What is being asked: Copy out the following lines verbatim, starting at the line that contains "hadith-5776-end: . — [313, 427, 332, 459]" and ending after the line that contains "footnotes — [122, 1044, 850, 1146]".

Input rows:
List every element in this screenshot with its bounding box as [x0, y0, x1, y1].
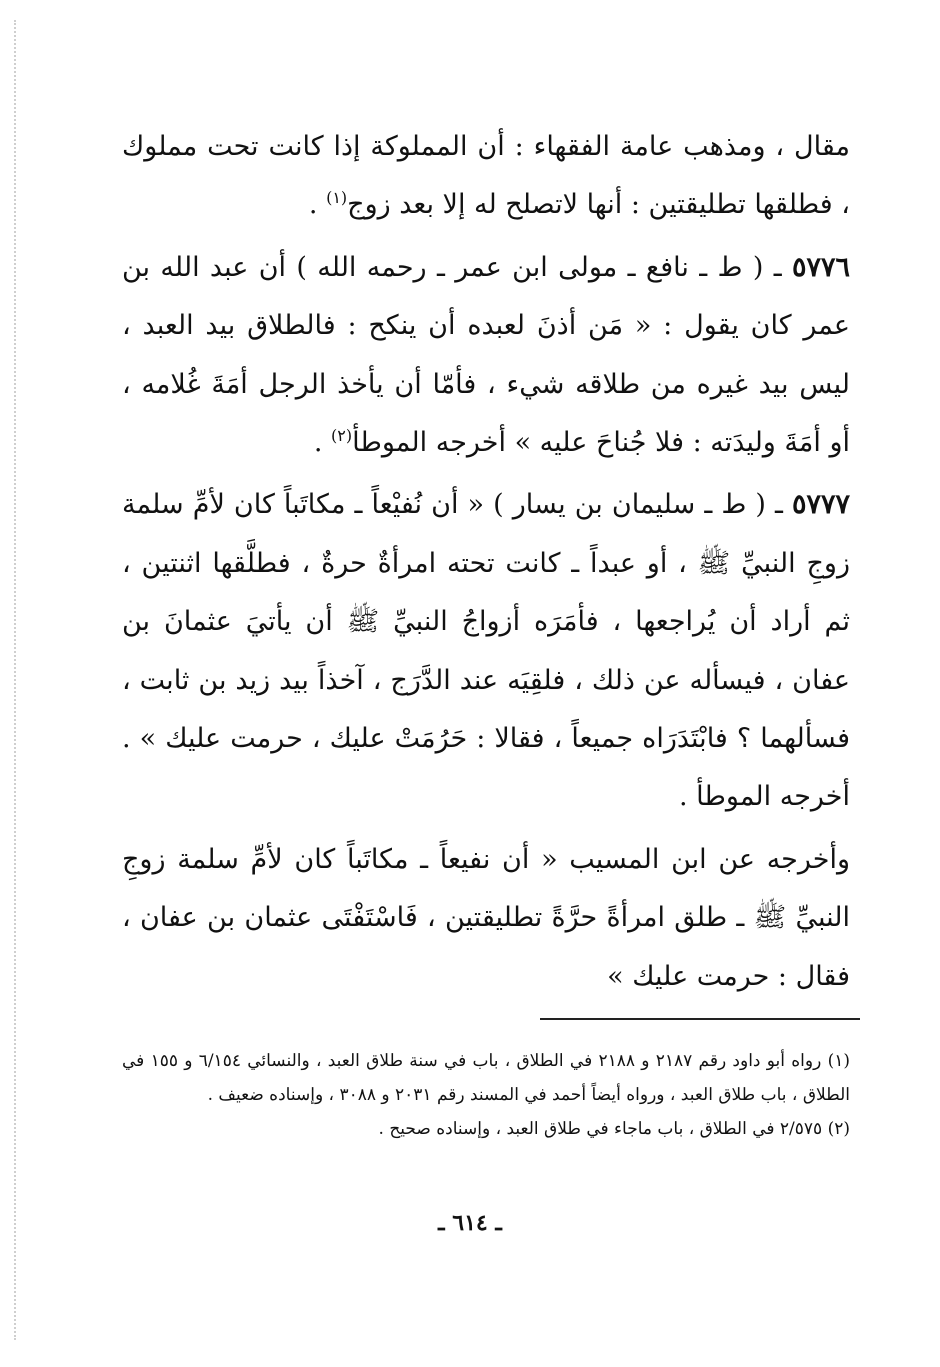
hadith-5776-end: . — [313, 427, 332, 459]
paragraph-4-text: وأخرجه عن ابن المسيب « أن نفيعاً ـ مكاتَباً كان لأمِّ سلمة زوجِ النبيِّ ﷺ ـ طلق امرأةً حرَّةً تطليقتين ، فَاسْتَفْتَى عثمان بن عفان ، فقال : حرمت عليك » — [122, 843, 850, 992]
hadith-number: ٥٧٧٦ — [791, 251, 850, 283]
hadith-5777 — [122, 476, 850, 826]
paragraph-1 — [122, 118, 850, 235]
paragraph-4 — [122, 831, 850, 1006]
paragraph-1-end: . — [308, 189, 327, 221]
page-number: ـ ٦١٤ ـ — [438, 1210, 502, 1236]
hadith-5776-text: ـ ( ط ـ نافع ـ مولى ابن عمر ـ رحمه الله ) أن عبد الله بن عمر كان يقول : « مَن أذنَ لعبده أن ينكح : فالطلاق بيد العبد ، ليس بيد غيره من طلاقه شيء ، فأمّا أن يأخذ الرجل أمَةَ غُلامه ، أو أمَةَ وليدَته : فلا جُناحَ عليه » أخرجه الموطأ — [122, 251, 850, 459]
footnote-1: (١) رواه أبو داود رقم ٢١٨٧ و ٢١٨٨ في الطلاق ، باب في سنة طلاق العبد ، والنسائي ٦/١٥٤ و ١٥٥ في الطلاق ، باب طلاق العبد ، ورواه أيضاً أحمد في المسند رقم ٢٠٣١ و ٣٠٨٨ ، وإسناده ضعيف . — [122, 1051, 850, 1105]
hadith-number: ٥٧٧٧ — [791, 489, 850, 521]
binding-margin-dots — [14, 20, 16, 1340]
hadith-5777-text: ـ ( ط ـ سليمان بن يسار ) « أن نُفيْعاً ـ مكاتَباً كان لأمِّ سلمة زوجِ النبيِّ ﷺ ، أو عبداً ـ كانت تحته امرأةٌ حرةٌ ، فطلَّقها اثنتين ، ثم أراد أن يُراجعها ، فأمَرَه أزواجُ النبيِّ ﷺ أن يأتيَ عثمانَ بن عفان ، فيسأله عن ذلك ، فلقِيَه عند الدَّرَج ، آخذاً بيد زيد بن ثابت ، فسألهما ؟ فابْتَدَرَاه جميعاً ، فقالا : حَرُمَتْ عليك ، حرمت عليك » . أخرجه الموطأ . — [122, 489, 850, 813]
footnote-separator — [540, 1018, 860, 1020]
footnote-ref-1: (١) — [326, 188, 348, 208]
footnote-ref-2: (٢) — [331, 426, 353, 446]
main-text — [122, 118, 850, 1010]
footnotes — [122, 1044, 850, 1146]
footnote-2: (٢) ٢/٥٧٥ في الطلاق ، باب ماجاء في طلاق العبد ، وإسناده صحيح . — [378, 1119, 850, 1139]
hadith-5776 — [122, 239, 850, 473]
paragraph-1-text: مقال ، ومذهب عامة الفقهاء : أن المملوكة إذا كانت تحت مملوك ، فطلقها تطليقتين : أنها لاتصلح له إلا بعد زوج — [122, 131, 850, 221]
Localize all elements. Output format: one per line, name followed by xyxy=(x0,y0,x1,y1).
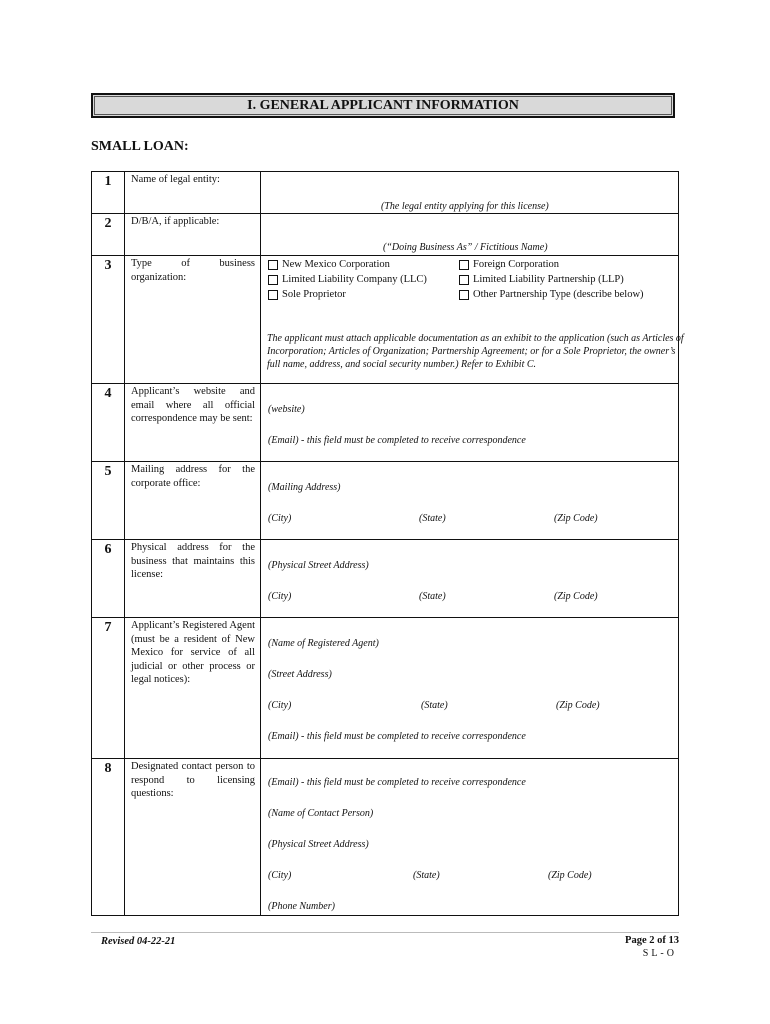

Task result:
hadith-5776-end: . — [313, 427, 332, 459]
paragraph-4-text: وأخرجه عن ابن المسيب « أن نفيعاً ـ مكاتَباً كان لأمِّ سلمة زوجِ النبيِّ ﷺ ـ طلق امرأةً حرَّةً تطليقتين ، فَاسْتَفْتَى عثمان بن عفان ، فقال : حرمت عليك » — [122, 843, 850, 992]
hadith-number: ٥٧٧٦ — [791, 251, 850, 283]
hadith-5777 — [122, 476, 850, 826]
paragraph-1 — [122, 118, 850, 235]
paragraph-4 — [122, 831, 850, 1006]
paragraph-1-end: . — [308, 189, 327, 221]
page-number: ـ ٦١٤ ـ — [438, 1210, 502, 1236]
hadith-5776-text: ـ ( ط ـ نافع ـ مولى ابن عمر ـ رحمه الله ) أن عبد الله بن عمر كان يقول : « مَن أذنَ لعبده أن ينكح : فالطلاق بيد العبد ، ليس بيد غيره من طلاقه شيء ، فأمّا أن يأخذ الرجل أمَةَ غُلامه ، أو أمَةَ وليدَته : فلا جُناحَ عليه » أخرجه الموطأ — [122, 251, 850, 459]
footnote-1: (١) رواه أبو داود رقم ٢١٨٧ و ٢١٨٨ في الطلاق ، باب في سنة طلاق العبد ، والنسائي ٦/١٥٤ و ١٥٥ في الطلاق ، باب طلاق العبد ، ورواه أيضاً أحمد في المسند رقم ٢٠٣١ و ٣٠٨٨ ، وإسناده ضعيف . — [122, 1051, 850, 1105]
hadith-number: ٥٧٧٧ — [791, 489, 850, 521]
binding-margin-dots — [14, 20, 16, 1340]
hadith-5777-text: ـ ( ط ـ سليمان بن يسار ) « أن نُفيْعاً ـ مكاتَباً كان لأمِّ سلمة زوجِ النبيِّ ﷺ ، أو عبداً ـ كانت تحته امرأةٌ حرةٌ ، فطلَّقها اثنتين ، ثم أراد أن يُراجعها ، فأمَرَه أزواجُ النبيِّ ﷺ أن يأتيَ عثمانَ بن عفان ، فيسأله عن ذلك ، فلقِيَه عند الدَّرَج ، آخذاً بيد زيد بن ثابت ، فسألهما ؟ فابْتَدَرَاه جميعاً ، فقالا : حَرُمَتْ عليك ، حرمت عليك » . أخرجه الموطأ . — [122, 489, 850, 813]
footnote-separator — [540, 1018, 860, 1020]
footnote-ref-1: (١) — [326, 188, 348, 208]
footnote-ref-2: (٢) — [331, 426, 353, 446]
main-text — [122, 118, 850, 1010]
footnotes — [122, 1044, 850, 1146]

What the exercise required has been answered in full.